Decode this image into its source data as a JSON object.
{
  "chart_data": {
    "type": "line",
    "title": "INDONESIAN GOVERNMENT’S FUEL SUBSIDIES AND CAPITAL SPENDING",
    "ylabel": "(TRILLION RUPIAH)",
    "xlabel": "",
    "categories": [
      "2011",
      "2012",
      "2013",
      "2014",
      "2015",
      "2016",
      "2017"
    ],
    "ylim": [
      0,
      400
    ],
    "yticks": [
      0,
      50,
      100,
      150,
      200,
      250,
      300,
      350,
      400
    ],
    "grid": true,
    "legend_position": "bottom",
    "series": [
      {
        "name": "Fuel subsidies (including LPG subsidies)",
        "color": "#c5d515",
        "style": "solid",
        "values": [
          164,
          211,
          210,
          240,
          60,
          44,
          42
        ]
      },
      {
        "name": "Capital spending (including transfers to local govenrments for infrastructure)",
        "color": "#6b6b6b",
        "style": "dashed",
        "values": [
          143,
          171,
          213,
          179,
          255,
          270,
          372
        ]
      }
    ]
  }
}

- - - - -

Among the lines above, determine how many hold the word "including"; report the figure alone.

2